YOUR INSTRUCTIONS:
If a line in the records below contains "swatch", copy that line.

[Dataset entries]
______________________________

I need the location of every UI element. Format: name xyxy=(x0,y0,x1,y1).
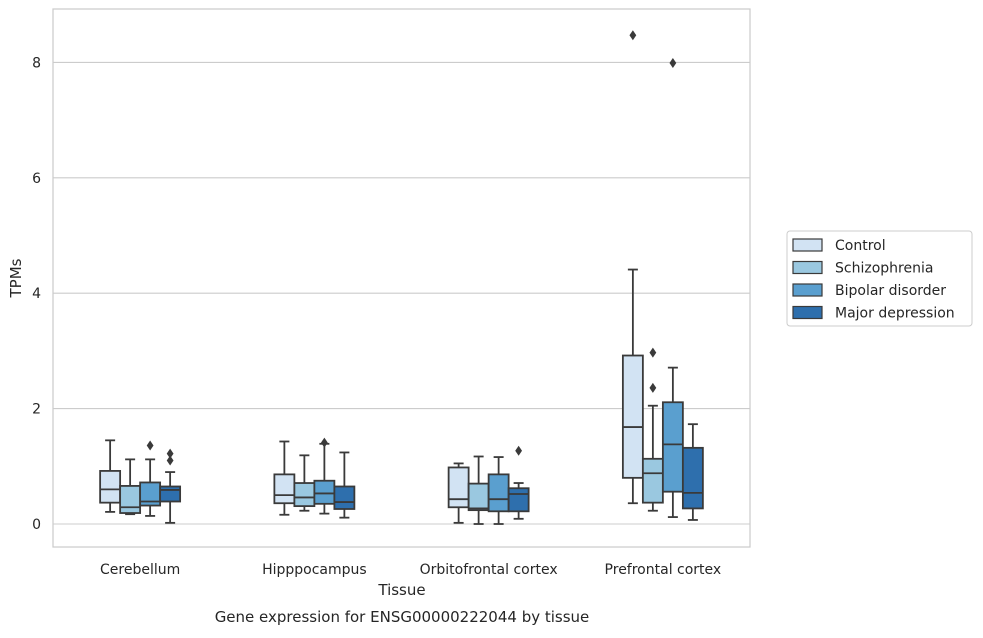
box-bipolar-disorder xyxy=(487,456,510,525)
box-iqr xyxy=(621,354,644,479)
y-axis-label: TPMs xyxy=(7,258,25,298)
box-iqr xyxy=(273,473,296,505)
plot-frame xyxy=(52,8,751,548)
box-iqr xyxy=(313,479,336,505)
outlier-point xyxy=(146,440,154,451)
outlier-point xyxy=(515,445,523,456)
box-bipolar-disorder xyxy=(139,440,162,517)
outlier-point xyxy=(649,382,657,393)
outlier-point xyxy=(649,347,657,358)
box-iqr xyxy=(467,482,490,512)
legend-swatch xyxy=(792,260,823,275)
y-tick-label: 6 xyxy=(32,171,41,187)
box-major-depression xyxy=(681,423,704,521)
outlier-point xyxy=(320,437,328,448)
x-tick-label: Orbitofrontal cortex xyxy=(420,562,558,578)
box-major-depression xyxy=(159,448,182,524)
x-axis-label: Tissue xyxy=(377,581,425,599)
box-iqr xyxy=(333,485,356,510)
outlier-point xyxy=(166,455,174,466)
box-major-depression xyxy=(507,445,530,520)
box-iqr xyxy=(507,487,530,513)
outlier-point xyxy=(166,448,174,459)
box-control xyxy=(447,462,470,524)
x-tick-labels: Cerebellum Hipppocampus Orbitofrontal cort… xyxy=(100,562,721,578)
box-bipolar-disorder xyxy=(661,57,684,518)
box-iqr xyxy=(487,473,510,513)
legend: Control Schizophrenia Bipolar disorder Majo… xyxy=(786,230,973,327)
y-tick-label: 2 xyxy=(32,402,41,418)
chart-title: Gene expression for ENSG00000222044 by t… xyxy=(215,608,590,626)
legend-label: Major depression xyxy=(835,306,955,322)
legend-swatch xyxy=(792,283,823,297)
x-tick-label: Cerebellum xyxy=(100,562,180,578)
legend-swatch xyxy=(792,238,823,252)
box-iqr xyxy=(447,466,470,509)
y-tick-labels: 0 2 4 6 8 xyxy=(32,55,41,533)
box-schizophrenia xyxy=(293,454,316,512)
y-tick-label: 0 xyxy=(32,517,41,533)
box-iqr xyxy=(641,457,664,504)
box-iqr xyxy=(119,485,142,514)
box-schizophrenia xyxy=(119,458,142,516)
box-iqr xyxy=(159,485,182,503)
outlier-point xyxy=(629,30,637,41)
legend-swatch xyxy=(792,305,823,320)
box-iqr xyxy=(681,446,704,510)
legend-label: Schizophrenia xyxy=(835,261,933,277)
grid-layer xyxy=(53,61,750,525)
legend-frame xyxy=(786,230,973,327)
box-control xyxy=(99,439,122,513)
box-iqr xyxy=(661,401,684,493)
boxes-layer xyxy=(99,30,704,525)
legend-label: Bipolar disorder xyxy=(835,283,946,299)
y-tick-label: 8 xyxy=(32,55,41,71)
outlier-point xyxy=(669,57,677,68)
y-tick-label: 4 xyxy=(32,286,41,302)
box-schizophrenia xyxy=(467,455,490,525)
box-major-depression xyxy=(333,451,356,519)
legend-label: Control xyxy=(835,238,886,254)
box-iqr xyxy=(99,470,122,504)
box-control xyxy=(273,440,296,516)
box-bipolar-disorder xyxy=(313,437,336,515)
box-iqr xyxy=(293,482,316,508)
x-tick-label: Prefrontal cortex xyxy=(605,562,722,578)
box-control xyxy=(621,30,644,505)
x-tick-label: Hipppocampus xyxy=(262,562,367,578)
box-schizophrenia xyxy=(641,347,664,512)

______________________________

EXERCISE ANSWER:
legend-swatch xyxy=(792,260,823,275)
legend-swatch xyxy=(792,283,823,297)
legend-swatch xyxy=(792,238,823,252)
legend-swatch xyxy=(792,305,823,320)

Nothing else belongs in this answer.